• Text block:
* * * * * * * * *

# Cleaning inside gauge cluster on dash...



## Starks8 (Jul 20, 2011)

That's surprising considering this.....Faces of GM - Cruze Severe Weather Testing - YouTube According to Chevy, that should never be happening. Maybe someone needs to be fired, haha!


----------



## GoldenCruze (Dec 18, 2011)

As far as I know, the face is attached directly to the cluster like in other vehicles. To remove it, the whole cluster would need to come out and then be disassembled.


----------



## sciphi (Aug 26, 2011)

GoldenCruze said:


> As far as I know, the face is attached directly to the cluster like in other vehicles. To remove it, the whole cluster would need to come out and then be disassembled.


This. It's actually pretty easy to take the cluster apart. There are lots of 8mm screws, though. I had an incessant rattle from that clear plastic that two different dealers refused to fix. Taking the cluster out and apart myself to put electrical tape between the clear plastic and the cover took care of the rattle.

* * * * * * * * *

[Stored entries]
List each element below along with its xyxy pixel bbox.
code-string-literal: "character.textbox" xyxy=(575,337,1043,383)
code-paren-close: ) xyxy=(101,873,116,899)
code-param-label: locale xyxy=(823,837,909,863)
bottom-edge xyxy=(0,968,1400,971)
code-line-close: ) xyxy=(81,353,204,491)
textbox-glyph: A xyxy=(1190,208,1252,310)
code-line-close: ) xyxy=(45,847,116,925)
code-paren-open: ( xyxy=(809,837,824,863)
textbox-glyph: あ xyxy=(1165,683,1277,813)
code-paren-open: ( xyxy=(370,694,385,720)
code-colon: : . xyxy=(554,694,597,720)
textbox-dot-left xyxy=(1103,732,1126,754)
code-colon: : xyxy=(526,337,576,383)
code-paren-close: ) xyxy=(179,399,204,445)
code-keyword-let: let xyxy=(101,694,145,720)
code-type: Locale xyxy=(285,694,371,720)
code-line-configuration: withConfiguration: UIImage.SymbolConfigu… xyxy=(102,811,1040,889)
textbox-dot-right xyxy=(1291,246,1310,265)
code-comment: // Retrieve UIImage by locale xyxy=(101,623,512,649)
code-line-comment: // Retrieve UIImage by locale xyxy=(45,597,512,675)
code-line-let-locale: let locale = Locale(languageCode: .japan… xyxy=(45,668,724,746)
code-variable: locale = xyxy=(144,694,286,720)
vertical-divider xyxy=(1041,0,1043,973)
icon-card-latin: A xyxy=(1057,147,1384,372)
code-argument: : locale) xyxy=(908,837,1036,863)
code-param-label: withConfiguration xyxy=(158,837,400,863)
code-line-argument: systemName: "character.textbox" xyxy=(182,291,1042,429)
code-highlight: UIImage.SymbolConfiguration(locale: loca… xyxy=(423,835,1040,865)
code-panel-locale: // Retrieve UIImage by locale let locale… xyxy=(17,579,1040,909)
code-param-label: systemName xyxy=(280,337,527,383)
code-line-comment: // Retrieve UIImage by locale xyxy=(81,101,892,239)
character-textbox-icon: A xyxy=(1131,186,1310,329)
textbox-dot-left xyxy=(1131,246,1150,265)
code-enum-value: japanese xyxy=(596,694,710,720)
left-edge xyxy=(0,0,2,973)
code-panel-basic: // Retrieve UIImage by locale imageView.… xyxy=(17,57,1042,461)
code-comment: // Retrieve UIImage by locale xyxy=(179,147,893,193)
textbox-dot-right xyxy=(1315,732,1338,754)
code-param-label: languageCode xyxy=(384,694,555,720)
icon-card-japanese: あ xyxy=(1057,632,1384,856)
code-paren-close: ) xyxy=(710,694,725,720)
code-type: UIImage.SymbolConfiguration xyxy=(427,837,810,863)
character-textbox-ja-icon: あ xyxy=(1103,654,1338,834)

* * * * * * * * *

• Exercise prompt:
Duplicate the part of the gauge cluster thread starting at the words "# Cleaning inside" and stopping after "be fired, haha!".

• Response to this exercise:
# Cleaning inside gauge cluster on dash...



## Starks8 (Jul 20, 2011)

That's surprising considering this.....Faces of GM - Cruze Severe Weather Testing - YouTube According to Chevy, that should never be happening. Maybe someone needs to be fired, haha!